■ INSTRUCTIONS TO FOLLOW: Set down each record exactly as written.

Data records
- - - - -

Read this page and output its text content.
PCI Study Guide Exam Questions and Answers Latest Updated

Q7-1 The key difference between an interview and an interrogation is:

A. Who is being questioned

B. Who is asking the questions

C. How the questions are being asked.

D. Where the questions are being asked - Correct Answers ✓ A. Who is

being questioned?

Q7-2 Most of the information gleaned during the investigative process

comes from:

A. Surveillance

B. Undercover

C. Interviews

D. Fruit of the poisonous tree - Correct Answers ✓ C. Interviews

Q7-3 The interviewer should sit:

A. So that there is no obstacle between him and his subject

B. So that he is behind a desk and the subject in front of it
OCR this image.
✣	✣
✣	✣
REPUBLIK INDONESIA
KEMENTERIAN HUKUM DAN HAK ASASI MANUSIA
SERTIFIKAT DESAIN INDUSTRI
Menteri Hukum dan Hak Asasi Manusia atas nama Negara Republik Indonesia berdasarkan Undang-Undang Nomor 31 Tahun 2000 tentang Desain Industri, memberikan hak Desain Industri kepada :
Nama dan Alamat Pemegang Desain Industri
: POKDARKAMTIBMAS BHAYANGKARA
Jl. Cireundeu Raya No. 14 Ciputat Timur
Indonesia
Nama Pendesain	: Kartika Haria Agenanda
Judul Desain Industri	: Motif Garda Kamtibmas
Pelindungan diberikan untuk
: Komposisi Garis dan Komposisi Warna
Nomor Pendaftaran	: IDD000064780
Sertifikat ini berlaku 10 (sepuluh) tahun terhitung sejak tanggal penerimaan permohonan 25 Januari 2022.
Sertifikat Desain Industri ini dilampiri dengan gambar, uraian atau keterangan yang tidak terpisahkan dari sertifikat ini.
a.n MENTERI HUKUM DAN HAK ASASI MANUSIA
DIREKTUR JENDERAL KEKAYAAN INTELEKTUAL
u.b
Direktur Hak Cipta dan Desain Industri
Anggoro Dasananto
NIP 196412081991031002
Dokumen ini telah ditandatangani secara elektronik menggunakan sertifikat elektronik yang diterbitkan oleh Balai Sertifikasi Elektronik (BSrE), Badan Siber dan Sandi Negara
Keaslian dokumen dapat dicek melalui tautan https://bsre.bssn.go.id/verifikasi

- - - - -

■ RIGHT ANSWER:
Read this page and output its text content.
PCI Study Guide Exam Questions and Answers Latest Updated

Q7-1 The key difference between an interview and an interrogation is:

A. Who is being questioned

B. Who is asking the questions

C. How the questions are being asked.

D. Where the questions are being asked - Correct Answers ✓ A. Who is

being questioned?

Q7-2 Most of the information gleaned during the investigative process

comes from:

A. Surveillance

B. Undercover

C. Interviews

D. Fruit of the poisonous tree - Correct Answers ✓ C. Interviews

Q7-3 The interviewer should sit:

A. So that there is no obstacle between him and his subject

B. So that he is behind a desk and the subject in front of it
OCR this image.
✣	✣
✣	✣
REPUBLIK INDONESIA
KEMENTERIAN HUKUM DAN HAK ASASI MANUSIA
SERTIFIKAT DESAIN INDUSTRI
Menteri Hukum dan Hak Asasi Manusia atas nama Negara Republik Indonesia berdasarkan Undang-Undang Nomor 31 Tahun 2000 tentang Desain Industri, memberikan hak Desain Industri kepada :
Nama dan Alamat Pemegang Desain Industri
: POKDARKAMTIBMAS BHAYANGKARA
Jl. Cireundeu Raya No. 14 Ciputat Timur
Indonesia
Nama Pendesain	: Kartika Haria Agenanda
Judul Desain Industri	: Motif Garda Kamtibmas
Pelindungan diberikan untuk
: Komposisi Garis dan Komposisi Warna
Nomor Pendaftaran	: IDD000064780
Sertifikat ini berlaku 10 (sepuluh) tahun terhitung sejak tanggal penerimaan permohonan 25 Januari 2022.
Sertifikat Desain Industri ini dilampiri dengan gambar, uraian atau keterangan yang tidak terpisahkan dari sertifikat ini.
a.n MENTERI HUKUM DAN HAK ASASI MANUSIA
DIREKTUR JENDERAL KEKAYAAN INTELEKTUAL
u.b
Direktur Hak Cipta dan Desain Industri
Anggoro Dasananto
NIP 196412081991031002
Dokumen ini telah ditandatangani secara elektronik menggunakan sertifikat elektronik yang diterbitkan oleh Balai Sertifikasi Elektronik (BSrE), Badan Siber dan Sandi Negara
Keaslian dokumen dapat dicek melalui tautan https://bsre.bssn.go.id/verifikasi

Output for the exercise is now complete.